**Exercise tasks**
a – Translate this sentence from the clobazam abstract into French: "Twenty percent stopped CLB for poor efficacy, 4% stopped for safety-related reasons including drug interactions, and 8% stopped for both reasons."
b – Answer from the clobazam abstract:
(i) How many neurologists provided retrospective data, and for how many patients?
(ii) What was the average CLB dose in adults?
(iii) What share of patients reported possible side effects, and which one predominated?
─── Excerpt
Clobazam in treatment of refractory epilepsy: the Canadian experience. A retrospective study. Canadian Clobazam Cooperative Group

Abstract

During the past 7 years in Canada, more than 1,300 refractory epileptic patients have been treated with clobazam (CLB) by 104 adult and pediatric neurologists. Using a standard case report, 32 neurologists, who had each treated greater than or equal to 10 patients, provided retrospective data for 877 patients. The population had the following characteristics; the percentages of children and adults were 51 and 49%, respectively; 38% of the patients were mentally retarded; the percentages for single and multiple seizure type diseases were 46 and 54%, respectively; and adults had more complex partial seizures, whereas children had more atypical absence and myoclonic types. Before clobazam, patients received an average of 2 other antiepileptic drugs (AEDs) (range 0-5 AEDs). Average dose of CLB in children was 0.87 mg/kg per day (range 0.05-3.8 mg/kg per day) and in adults 30 mg/day (range 2.5-150 mg/day). Duration of CLB therapy ranged from a few days to greater than 4 years, with 40% being treated greater than 1 year. Using Kaplan-Meier curves, we found that 4 years after starting, 40-50% of patients continued CLB. More than 40% of patients with single seizure type had at least a 50% reduction in seizure frequency (improved). At least 60% of patients with multiple seizure type had improvement in one or more seizure types, and nearly 40% of the patients had all their seizure types improved. The seizure frequency for each seizure type, except tonic, was reduced greater than 50% in 40-50% of patients and by 100% in 10-30% of patients. Twenty percent stopped CLB for poor efficacy, 4% stopped for safety-related reasons including drug interactions, and 8% stopped for both reasons. Possible side effects (predominantly somnolence) were reported by 32%; however, in only 11% were the side effects sufficiently severe to cause discontinuation of medication. "Tolerance," leading to discontinuation of CLB, was reported for 9%. Patients treated with CLB for at least 1 year were generally maintained with CLB greater than 1 year. Thus, CLB is useful in refractory epilepsy of all types, suggesting that a monotherapy trial in less severe epilepsy is now desirable.
──────
─── Listed records
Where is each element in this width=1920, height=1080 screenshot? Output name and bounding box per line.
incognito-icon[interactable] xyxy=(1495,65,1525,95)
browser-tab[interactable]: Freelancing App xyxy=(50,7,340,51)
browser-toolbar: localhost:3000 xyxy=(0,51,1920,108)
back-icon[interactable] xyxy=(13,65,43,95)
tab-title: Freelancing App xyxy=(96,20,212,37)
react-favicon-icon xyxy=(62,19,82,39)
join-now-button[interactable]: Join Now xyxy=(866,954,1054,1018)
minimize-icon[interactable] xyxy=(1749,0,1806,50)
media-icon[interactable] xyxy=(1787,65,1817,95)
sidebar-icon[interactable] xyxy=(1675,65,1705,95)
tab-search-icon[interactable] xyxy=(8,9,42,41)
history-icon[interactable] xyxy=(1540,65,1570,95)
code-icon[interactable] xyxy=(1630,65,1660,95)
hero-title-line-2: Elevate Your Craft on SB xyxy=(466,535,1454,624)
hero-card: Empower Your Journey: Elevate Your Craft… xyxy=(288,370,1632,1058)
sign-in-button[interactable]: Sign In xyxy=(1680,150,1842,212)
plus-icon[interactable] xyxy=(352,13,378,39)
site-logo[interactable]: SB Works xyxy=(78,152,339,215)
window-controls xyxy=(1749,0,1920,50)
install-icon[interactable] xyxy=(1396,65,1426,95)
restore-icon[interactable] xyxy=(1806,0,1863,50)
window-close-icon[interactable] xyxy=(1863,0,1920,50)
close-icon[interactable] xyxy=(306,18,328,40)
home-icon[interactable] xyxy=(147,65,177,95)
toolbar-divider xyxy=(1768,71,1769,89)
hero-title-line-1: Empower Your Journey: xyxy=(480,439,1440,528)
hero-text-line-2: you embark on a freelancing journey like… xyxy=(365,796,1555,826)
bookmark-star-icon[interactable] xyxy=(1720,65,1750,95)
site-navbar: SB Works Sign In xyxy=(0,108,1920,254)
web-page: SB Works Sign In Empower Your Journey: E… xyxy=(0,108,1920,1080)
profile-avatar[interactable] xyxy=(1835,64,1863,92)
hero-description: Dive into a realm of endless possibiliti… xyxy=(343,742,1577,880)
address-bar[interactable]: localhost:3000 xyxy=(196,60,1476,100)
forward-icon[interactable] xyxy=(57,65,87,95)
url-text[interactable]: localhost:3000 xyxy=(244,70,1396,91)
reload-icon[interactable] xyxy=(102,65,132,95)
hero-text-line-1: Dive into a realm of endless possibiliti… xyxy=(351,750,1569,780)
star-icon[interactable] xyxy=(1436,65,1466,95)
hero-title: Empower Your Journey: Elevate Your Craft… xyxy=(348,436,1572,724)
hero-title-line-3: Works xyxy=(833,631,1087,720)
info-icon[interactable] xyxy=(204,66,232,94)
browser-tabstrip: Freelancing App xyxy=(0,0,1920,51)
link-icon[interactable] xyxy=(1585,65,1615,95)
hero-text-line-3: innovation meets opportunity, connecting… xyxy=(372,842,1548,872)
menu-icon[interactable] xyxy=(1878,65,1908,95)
──────
**Solutions to the exercise**
a – Vingt pour cent ont arrêté le CLB en raison d'une efficacité insuffisante, 4 % l'ont arrêté pour des raisons liées à la sécurité, notamment des interactions médicamenteuses, et 8 % l'ont arrêté pour ces deux raisons.

b –
(i) 32 neurologists, for 877 patients.
(ii) 30 mg/day.
(iii) 32%, predominantly somnolence.